(Data listing)
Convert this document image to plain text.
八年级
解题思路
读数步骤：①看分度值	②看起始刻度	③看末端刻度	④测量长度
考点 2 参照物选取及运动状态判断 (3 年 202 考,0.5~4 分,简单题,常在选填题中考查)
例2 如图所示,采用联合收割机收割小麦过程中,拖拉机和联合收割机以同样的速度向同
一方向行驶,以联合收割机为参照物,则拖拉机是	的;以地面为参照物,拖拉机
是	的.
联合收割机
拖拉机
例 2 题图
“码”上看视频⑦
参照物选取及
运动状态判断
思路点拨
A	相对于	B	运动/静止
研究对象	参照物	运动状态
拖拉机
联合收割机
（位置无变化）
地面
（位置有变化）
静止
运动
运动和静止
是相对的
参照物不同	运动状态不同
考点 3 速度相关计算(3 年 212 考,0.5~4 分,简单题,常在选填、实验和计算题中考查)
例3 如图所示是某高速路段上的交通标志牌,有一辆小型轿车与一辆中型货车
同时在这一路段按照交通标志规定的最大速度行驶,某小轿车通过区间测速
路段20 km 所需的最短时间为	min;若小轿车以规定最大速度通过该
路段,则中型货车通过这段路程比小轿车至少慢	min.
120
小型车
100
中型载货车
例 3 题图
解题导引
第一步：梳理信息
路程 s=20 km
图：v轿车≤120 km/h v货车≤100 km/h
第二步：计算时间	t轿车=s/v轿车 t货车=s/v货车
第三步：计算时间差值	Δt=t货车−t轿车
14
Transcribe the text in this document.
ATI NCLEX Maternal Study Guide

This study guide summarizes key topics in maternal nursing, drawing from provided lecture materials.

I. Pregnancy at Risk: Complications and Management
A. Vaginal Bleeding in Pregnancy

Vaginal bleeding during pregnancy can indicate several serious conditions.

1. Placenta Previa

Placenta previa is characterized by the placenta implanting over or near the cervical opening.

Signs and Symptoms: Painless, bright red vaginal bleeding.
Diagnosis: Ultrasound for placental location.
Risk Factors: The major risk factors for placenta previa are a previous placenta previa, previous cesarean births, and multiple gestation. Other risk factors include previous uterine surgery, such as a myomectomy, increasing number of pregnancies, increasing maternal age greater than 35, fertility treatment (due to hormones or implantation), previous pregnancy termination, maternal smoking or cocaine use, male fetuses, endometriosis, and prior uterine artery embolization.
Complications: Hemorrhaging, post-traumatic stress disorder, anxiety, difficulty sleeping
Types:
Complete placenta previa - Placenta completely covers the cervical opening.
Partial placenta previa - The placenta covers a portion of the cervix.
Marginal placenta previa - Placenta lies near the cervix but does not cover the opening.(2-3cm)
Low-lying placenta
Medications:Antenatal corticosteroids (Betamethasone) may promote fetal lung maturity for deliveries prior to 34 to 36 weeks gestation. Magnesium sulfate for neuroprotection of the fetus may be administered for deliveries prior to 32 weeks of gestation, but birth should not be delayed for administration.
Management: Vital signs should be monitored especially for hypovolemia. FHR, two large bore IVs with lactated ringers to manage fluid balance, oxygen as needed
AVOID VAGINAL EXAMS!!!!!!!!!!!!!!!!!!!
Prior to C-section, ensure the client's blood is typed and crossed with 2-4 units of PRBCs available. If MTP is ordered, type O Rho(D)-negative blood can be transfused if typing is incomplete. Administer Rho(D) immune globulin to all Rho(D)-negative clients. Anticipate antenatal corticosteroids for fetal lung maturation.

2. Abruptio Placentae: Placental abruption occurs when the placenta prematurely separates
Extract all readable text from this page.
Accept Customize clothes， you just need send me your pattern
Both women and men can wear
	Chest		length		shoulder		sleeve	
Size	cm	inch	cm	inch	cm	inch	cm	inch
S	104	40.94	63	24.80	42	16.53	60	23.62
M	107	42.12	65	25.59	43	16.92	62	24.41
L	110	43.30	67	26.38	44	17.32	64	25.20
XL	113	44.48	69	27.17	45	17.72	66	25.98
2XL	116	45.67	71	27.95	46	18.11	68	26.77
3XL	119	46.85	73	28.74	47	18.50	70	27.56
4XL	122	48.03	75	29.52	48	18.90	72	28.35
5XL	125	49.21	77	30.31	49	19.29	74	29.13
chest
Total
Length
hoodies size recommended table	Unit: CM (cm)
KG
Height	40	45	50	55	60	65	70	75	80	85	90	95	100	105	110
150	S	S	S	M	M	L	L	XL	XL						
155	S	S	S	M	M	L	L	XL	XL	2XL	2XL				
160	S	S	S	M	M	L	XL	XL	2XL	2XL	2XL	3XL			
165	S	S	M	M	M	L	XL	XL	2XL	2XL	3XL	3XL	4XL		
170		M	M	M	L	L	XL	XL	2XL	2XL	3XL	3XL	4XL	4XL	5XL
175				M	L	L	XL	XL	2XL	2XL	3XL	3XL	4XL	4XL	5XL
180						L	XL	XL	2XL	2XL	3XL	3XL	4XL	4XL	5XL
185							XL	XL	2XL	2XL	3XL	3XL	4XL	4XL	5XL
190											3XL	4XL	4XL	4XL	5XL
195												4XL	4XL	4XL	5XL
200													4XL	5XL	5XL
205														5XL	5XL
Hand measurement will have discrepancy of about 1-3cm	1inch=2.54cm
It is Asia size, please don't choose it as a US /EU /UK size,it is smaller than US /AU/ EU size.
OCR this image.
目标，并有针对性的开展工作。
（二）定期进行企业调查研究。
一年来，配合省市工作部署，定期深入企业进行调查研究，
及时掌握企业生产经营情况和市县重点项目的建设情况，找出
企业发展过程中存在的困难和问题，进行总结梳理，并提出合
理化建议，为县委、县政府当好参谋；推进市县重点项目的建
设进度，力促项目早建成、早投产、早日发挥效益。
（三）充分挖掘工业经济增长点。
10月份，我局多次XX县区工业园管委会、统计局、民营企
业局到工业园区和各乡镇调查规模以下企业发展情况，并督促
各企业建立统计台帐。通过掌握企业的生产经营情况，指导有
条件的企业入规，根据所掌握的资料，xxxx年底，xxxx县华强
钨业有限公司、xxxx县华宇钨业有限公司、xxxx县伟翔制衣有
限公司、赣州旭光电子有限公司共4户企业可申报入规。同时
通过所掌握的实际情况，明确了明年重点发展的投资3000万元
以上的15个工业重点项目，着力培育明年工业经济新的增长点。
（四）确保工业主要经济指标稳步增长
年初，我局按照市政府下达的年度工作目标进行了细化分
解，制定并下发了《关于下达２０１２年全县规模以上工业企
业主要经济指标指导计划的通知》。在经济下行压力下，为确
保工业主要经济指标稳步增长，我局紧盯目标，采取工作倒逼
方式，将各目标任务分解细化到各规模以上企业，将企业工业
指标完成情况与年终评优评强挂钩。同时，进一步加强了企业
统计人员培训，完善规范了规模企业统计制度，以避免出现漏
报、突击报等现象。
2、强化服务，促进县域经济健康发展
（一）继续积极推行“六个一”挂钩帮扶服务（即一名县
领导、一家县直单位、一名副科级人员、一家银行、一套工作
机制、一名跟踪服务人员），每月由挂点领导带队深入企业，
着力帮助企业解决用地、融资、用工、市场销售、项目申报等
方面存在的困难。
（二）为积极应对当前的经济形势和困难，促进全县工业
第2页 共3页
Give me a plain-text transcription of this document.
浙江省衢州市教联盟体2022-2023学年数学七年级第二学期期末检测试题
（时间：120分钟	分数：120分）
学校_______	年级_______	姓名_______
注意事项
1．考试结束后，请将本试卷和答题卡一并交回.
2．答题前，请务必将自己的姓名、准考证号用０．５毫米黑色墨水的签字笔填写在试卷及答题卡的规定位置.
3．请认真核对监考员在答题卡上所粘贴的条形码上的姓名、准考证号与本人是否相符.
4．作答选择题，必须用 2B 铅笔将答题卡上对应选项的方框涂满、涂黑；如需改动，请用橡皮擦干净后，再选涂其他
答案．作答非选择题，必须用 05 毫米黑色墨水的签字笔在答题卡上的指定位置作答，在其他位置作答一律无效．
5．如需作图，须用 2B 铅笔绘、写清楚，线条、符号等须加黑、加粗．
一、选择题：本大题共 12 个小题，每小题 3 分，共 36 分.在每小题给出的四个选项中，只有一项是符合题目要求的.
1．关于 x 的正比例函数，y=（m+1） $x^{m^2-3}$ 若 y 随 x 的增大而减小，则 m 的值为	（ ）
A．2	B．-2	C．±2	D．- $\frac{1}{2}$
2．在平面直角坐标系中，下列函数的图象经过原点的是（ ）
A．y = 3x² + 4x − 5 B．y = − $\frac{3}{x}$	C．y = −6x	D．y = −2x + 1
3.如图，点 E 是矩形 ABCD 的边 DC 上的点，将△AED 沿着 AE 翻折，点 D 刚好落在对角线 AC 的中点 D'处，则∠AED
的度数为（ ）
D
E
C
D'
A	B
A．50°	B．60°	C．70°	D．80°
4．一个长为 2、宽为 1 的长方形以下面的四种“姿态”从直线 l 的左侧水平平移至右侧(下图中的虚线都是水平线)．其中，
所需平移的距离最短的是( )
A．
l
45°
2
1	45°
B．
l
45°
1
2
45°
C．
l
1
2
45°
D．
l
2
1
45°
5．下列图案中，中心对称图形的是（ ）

** WORK INSTRUCTIONS **
What are the lines from the one with "Give me a plain-text" through the last line of the records above? Quote them exactly and add nothing.

** RIGHT ANSWER **
Give me a plain-text transcription of this document.
浙江省衢州市教联盟体2022-2023学年数学七年级第二学期期末检测试题
（时间：120分钟	分数：120分）
学校_______	年级_______	姓名_______
注意事项
1．考试结束后，请将本试卷和答题卡一并交回.
2．答题前，请务必将自己的姓名、准考证号用０．５毫米黑色墨水的签字笔填写在试卷及答题卡的规定位置.
3．请认真核对监考员在答题卡上所粘贴的条形码上的姓名、准考证号与本人是否相符.
4．作答选择题，必须用 2B 铅笔将答题卡上对应选项的方框涂满、涂黑；如需改动，请用橡皮擦干净后，再选涂其他
答案．作答非选择题，必须用 05 毫米黑色墨水的签字笔在答题卡上的指定位置作答，在其他位置作答一律无效．
5．如需作图，须用 2B 铅笔绘、写清楚，线条、符号等须加黑、加粗．
一、选择题：本大题共 12 个小题，每小题 3 分，共 36 分.在每小题给出的四个选项中，只有一项是符合题目要求的.
1．关于 x 的正比例函数，y=（m+1） $x^{m^2-3}$ 若 y 随 x 的增大而减小，则 m 的值为	（ ）
A．2	B．-2	C．±2	D．- $\frac{1}{2}$
2．在平面直角坐标系中，下列函数的图象经过原点的是（ ）
A．y = 3x² + 4x − 5 B．y = − $\frac{3}{x}$	C．y = −6x	D．y = −2x + 1
3.如图，点 E 是矩形 ABCD 的边 DC 上的点，将△AED 沿着 AE 翻折，点 D 刚好落在对角线 AC 的中点 D'处，则∠AED
的度数为（ ）
D
E
C
D'
A	B
A．50°	B．60°	C．70°	D．80°
4．一个长为 2、宽为 1 的长方形以下面的四种“姿态”从直线 l 的左侧水平平移至右侧(下图中的虚线都是水平线)．其中，
所需平移的距离最短的是( )
A．
l
45°
2
1	45°
B．
l
45°
1
2
45°
C．
l
1
2
45°
D．
l
2
1
45°
5．下列图案中，中心对称图形的是（ ）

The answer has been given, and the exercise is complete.